Brief –
Your job is to restate each entry word for word.

Excerpted data –
____

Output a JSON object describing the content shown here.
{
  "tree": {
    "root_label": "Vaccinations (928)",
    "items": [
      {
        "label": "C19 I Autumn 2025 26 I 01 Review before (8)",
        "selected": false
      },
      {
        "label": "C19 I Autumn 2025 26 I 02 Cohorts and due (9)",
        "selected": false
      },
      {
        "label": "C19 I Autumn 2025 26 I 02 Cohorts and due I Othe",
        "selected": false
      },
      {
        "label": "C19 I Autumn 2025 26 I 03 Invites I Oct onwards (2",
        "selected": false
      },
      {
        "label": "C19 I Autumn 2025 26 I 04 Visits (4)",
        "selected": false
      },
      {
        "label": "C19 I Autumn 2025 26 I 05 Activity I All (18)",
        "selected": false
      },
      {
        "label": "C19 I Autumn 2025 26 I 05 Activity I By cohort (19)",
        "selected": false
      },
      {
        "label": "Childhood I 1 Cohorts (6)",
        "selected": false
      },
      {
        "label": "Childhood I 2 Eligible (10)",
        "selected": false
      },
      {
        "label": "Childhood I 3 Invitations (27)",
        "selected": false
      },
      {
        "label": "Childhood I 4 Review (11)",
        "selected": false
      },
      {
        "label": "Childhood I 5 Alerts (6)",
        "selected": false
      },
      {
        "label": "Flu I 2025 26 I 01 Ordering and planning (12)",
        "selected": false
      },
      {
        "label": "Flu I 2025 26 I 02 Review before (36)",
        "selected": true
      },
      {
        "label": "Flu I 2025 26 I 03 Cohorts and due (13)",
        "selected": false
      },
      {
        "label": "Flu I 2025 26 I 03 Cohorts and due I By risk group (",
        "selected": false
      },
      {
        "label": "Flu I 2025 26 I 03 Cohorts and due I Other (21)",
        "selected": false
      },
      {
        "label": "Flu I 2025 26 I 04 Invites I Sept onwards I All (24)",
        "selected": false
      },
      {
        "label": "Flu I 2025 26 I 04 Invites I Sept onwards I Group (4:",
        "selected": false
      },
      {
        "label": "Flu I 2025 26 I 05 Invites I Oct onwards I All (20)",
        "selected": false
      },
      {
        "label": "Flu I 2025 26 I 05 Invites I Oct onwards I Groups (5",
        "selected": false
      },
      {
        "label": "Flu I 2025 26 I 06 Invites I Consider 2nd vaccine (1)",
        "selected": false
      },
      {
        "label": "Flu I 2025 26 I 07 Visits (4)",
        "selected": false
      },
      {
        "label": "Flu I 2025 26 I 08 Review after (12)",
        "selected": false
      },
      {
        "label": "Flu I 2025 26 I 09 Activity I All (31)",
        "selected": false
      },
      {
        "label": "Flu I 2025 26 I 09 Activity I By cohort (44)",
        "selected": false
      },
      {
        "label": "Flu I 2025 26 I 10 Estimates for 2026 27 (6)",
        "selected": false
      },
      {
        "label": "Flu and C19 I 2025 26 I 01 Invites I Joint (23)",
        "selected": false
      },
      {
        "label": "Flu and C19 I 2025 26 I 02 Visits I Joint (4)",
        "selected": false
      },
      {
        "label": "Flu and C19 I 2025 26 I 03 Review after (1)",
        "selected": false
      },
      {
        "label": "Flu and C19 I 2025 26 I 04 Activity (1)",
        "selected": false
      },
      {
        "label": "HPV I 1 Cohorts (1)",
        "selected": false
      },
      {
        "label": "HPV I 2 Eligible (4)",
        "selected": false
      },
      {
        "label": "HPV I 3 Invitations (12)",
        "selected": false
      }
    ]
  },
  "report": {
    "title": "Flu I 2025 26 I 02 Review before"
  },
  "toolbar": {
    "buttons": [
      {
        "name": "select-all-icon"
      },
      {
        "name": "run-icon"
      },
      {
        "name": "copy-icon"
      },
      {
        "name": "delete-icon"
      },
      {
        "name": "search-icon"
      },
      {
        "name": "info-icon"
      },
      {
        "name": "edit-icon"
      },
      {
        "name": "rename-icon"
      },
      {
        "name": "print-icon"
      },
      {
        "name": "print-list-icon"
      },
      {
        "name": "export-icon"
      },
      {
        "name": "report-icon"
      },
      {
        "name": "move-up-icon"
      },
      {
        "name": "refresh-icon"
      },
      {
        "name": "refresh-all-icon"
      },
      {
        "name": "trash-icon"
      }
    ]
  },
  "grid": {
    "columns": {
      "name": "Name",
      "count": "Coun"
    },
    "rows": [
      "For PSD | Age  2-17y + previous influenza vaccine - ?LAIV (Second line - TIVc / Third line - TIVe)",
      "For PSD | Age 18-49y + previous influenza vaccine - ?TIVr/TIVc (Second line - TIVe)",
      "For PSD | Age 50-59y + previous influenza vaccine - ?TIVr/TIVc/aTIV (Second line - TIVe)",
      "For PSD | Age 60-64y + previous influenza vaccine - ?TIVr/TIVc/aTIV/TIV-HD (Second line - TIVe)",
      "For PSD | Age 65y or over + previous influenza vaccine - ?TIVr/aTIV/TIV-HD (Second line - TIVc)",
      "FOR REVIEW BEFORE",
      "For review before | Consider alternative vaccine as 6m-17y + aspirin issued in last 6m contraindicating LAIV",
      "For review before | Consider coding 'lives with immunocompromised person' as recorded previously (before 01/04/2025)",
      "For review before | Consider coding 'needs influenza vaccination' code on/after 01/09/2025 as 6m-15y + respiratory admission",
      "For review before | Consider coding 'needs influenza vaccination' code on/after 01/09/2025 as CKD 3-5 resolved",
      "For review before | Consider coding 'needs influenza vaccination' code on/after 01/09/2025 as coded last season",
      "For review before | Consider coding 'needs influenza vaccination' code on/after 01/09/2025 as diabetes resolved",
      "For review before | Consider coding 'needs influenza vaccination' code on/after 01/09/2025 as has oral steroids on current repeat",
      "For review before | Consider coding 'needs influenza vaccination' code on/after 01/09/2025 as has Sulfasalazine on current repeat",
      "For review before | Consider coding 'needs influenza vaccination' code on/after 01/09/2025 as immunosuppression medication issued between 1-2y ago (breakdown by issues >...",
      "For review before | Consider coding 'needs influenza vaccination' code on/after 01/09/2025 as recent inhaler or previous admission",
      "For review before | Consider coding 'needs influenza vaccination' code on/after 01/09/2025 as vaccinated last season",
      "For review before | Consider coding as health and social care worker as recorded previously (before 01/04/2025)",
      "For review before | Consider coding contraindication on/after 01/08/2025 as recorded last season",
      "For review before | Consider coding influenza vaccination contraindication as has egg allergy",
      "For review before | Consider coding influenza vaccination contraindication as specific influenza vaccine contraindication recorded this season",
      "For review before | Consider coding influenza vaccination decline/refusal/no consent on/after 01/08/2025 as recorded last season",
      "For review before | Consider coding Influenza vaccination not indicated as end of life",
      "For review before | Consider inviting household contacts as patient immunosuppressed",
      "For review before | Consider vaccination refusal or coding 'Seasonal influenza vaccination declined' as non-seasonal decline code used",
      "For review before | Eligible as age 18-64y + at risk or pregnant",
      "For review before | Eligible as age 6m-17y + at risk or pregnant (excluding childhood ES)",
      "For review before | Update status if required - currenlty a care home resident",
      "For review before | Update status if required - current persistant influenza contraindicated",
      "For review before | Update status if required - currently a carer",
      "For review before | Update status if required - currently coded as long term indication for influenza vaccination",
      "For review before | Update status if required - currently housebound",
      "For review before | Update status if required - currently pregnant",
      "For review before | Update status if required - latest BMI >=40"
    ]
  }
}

____

Right answer –
Output a JSON object describing the content shown here.
{
  "tree": {
    "root_label": "Vaccinations (928)",
    "items": [
      {
        "label": "C19 I Autumn 2025 26 I 01 Review before (8)",
        "selected": false
      },
      {
        "label": "C19 I Autumn 2025 26 I 02 Cohorts and due (9)",
        "selected": false
      },
      {
        "label": "C19 I Autumn 2025 26 I 02 Cohorts and due I Othe",
        "selected": false
      },
      {
        "label": "C19 I Autumn 2025 26 I 03 Invites I Oct onwards (2",
        "selected": false
      },
      {
        "label": "C19 I Autumn 2025 26 I 04 Visits (4)",
        "selected": false
      },
      {
        "label": "C19 I Autumn 2025 26 I 05 Activity I All (18)",
        "selected": false
      },
      {
        "label": "C19 I Autumn 2025 26 I 05 Activity I By cohort (19)",
        "selected": false
      },
      {
        "label": "Childhood I 1 Cohorts (6)",
        "selected": false
      },
      {
        "label": "Childhood I 2 Eligible (10)",
        "selected": false
      },
      {
        "label": "Childhood I 3 Invitations (27)",
        "selected": false
      },
      {
        "label": "Childhood I 4 Review (11)",
        "selected": false
      },
      {
        "label": "Childhood I 5 Alerts (6)",
        "selected": false
      },
      {
        "label": "Flu I 2025 26 I 01 Ordering and planning (12)",
        "selected": false
      },
      {
        "label": "Flu I 2025 26 I 02 Review before (36)",
        "selected": true
      },
      {
        "label": "Flu I 2025 26 I 03 Cohorts and due (13)",
        "selected": false
      },
      {
        "label": "Flu I 2025 26 I 03 Cohorts and due I By risk group (",
        "selected": false
      },
      {
        "label": "Flu I 2025 26 I 03 Cohorts and due I Other (21)",
        "selected": false
      },
      {
        "label": "Flu I 2025 26 I 04 Invites I Sept onwards I All (24)",
        "selected": false
      },
      {
        "label": "Flu I 2025 26 I 04 Invites I Sept onwards I Group (4:",
        "selected": false
      },
      {
        "label": "Flu I 2025 26 I 05 Invites I Oct onwards I All (20)",
        "selected": false
      },
      {
        "label": "Flu I 2025 26 I 05 Invites I Oct onwards I Groups (5",
        "selected": false
      },
      {
        "label": "Flu I 2025 26 I 06 Invites I Consider 2nd vaccine (1)",
        "selected": false
      },
      {
        "label": "Flu I 2025 26 I 07 Visits (4)",
        "selected": false
      },
      {
        "label": "Flu I 2025 26 I 08 Review after (12)",
        "selected": false
      },
      {
        "label": "Flu I 2025 26 I 09 Activity I All (31)",
        "selected": false
      },
      {
        "label": "Flu I 2025 26 I 09 Activity I By cohort (44)",
        "selected": false
      },
      {
        "label": "Flu I 2025 26 I 10 Estimates for 2026 27 (6)",
        "selected": false
      },
      {
        "label": "Flu and C19 I 2025 26 I 01 Invites I Joint (23)",
        "selected": false
      },
      {
        "label": "Flu and C19 I 2025 26 I 02 Visits I Joint (4)",
        "selected": false
      },
      {
        "label": "Flu and C19 I 2025 26 I 03 Review after (1)",
        "selected": false
      },
      {
        "label": "Flu and C19 I 2025 26 I 04 Activity (1)",
        "selected": false
      },
      {
        "label": "HPV I 1 Cohorts (1)",
        "selected": false
      },
      {
        "label": "HPV I 2 Eligible (4)",
        "selected": false
      },
      {
        "label": "HPV I 3 Invitations (12)",
        "selected": false
      }
    ]
  },
  "report": {
    "title": "Flu I 2025 26 I 02 Review before"
  },
  "toolbar": {
    "buttons": [
      {
        "name": "select-all-icon"
      },
      {
        "name": "run-icon"
      },
      {
        "name": "copy-icon"
      },
      {
        "name": "delete-icon"
      },
      {
        "name": "search-icon"
      },
      {
        "name": "info-icon"
      },
      {
        "name": "edit-icon"
      },
      {
        "name": "rename-icon"
      },
      {
        "name": "print-icon"
      },
      {
        "name": "print-list-icon"
      },
      {
        "name": "export-icon"
      },
      {
        "name": "report-icon"
      },
      {
        "name": "move-up-icon"
      },
      {
        "name": "refresh-icon"
      },
      {
        "name": "refresh-all-icon"
      },
      {
        "name": "trash-icon"
      }
    ]
  },
  "grid": {
    "columns": {
      "name": "Name",
      "count": "Coun"
    },
    "rows": [
      "For PSD | Age  2-17y + previous influenza vaccine - ?LAIV (Second line - TIVc / Third line - TIVe)",
      "For PSD | Age 18-49y + previous influenza vaccine - ?TIVr/TIVc (Second line - TIVe)",
      "For PSD | Age 50-59y + previous influenza vaccine - ?TIVr/TIVc/aTIV (Second line - TIVe)",
      "For PSD | Age 60-64y + previous influenza vaccine - ?TIVr/TIVc/aTIV/TIV-HD (Second line - TIVe)",
      "For PSD | Age 65y or over + previous influenza vaccine - ?TIVr/aTIV/TIV-HD (Second line - TIVc)",
      "FOR REVIEW BEFORE",
      "For review before | Consider alternative vaccine as 6m-17y + aspirin issued in last 6m contraindicating LAIV",
      "For review before | Consider coding 'lives with immunocompromised person' as recorded previously (before 01/04/2025)",
      "For review before | Consider coding 'needs influenza vaccination' code on/after 01/09/2025 as 6m-15y + respiratory admission",
      "For review before | Consider coding 'needs influenza vaccination' code on/after 01/09/2025 as CKD 3-5 resolved",
      "For review before | Consider coding 'needs influenza vaccination' code on/after 01/09/2025 as coded last season",
      "For review before | Consider coding 'needs influenza vaccination' code on/after 01/09/2025 as diabetes resolved",
      "For review before | Consider coding 'needs influenza vaccination' code on/after 01/09/2025 as has oral steroids on current repeat",
      "For review before | Consider coding 'needs influenza vaccination' code on/after 01/09/2025 as has Sulfasalazine on current repeat",
      "For review before | Consider coding 'needs influenza vaccination' code on/after 01/09/2025 as immunosuppression medication issued between 1-2y ago (breakdown by issues >...",
      "For review before | Consider coding 'needs influenza vaccination' code on/after 01/09/2025 as recent inhaler or previous admission",
      "For review before | Consider coding 'needs influenza vaccination' code on/after 01/09/2025 as vaccinated last season",
      "For review before | Consider coding as health and social care worker as recorded previously (before 01/04/2025)",
      "For review before | Consider coding contraindication on/after 01/08/2025 as recorded last season",
      "For review before | Consider coding influenza vaccination contraindication as has egg allergy",
      "For review before | Consider coding influenza vaccination contraindication as specific influenza vaccine contraindication recorded this season",
      "For review before | Consider coding influenza vaccination decline/refusal/no consent on/after 01/08/2025 as recorded last season",
      "For review before | Consider coding Influenza vaccination not indicated as end of life",
      "For review before | Consider inviting household contacts as patient immunosuppressed",
      "For review before | Consider vaccination refusal or coding 'Seasonal influenza vaccination declined' as non-seasonal decline code used",
      "For review before | Eligible as age 18-64y + at risk or pregnant",
      "For review before | Eligible as age 6m-17y + at risk or pregnant (excluding childhood ES)",
      "For review before | Update status if required - currenlty a care home resident",
      "For review before | Update status if required - current persistant influenza contraindicated",
      "For review before | Update status if required - currently a carer",
      "For review before | Update status if required - currently coded as long term indication for influenza vaccination",
      "For review before | Update status if required - currently housebound",
      "For review before | Update status if required - currently pregnant",
      "For review before | Update status if required - latest BMI >=40"
    ]
  }
}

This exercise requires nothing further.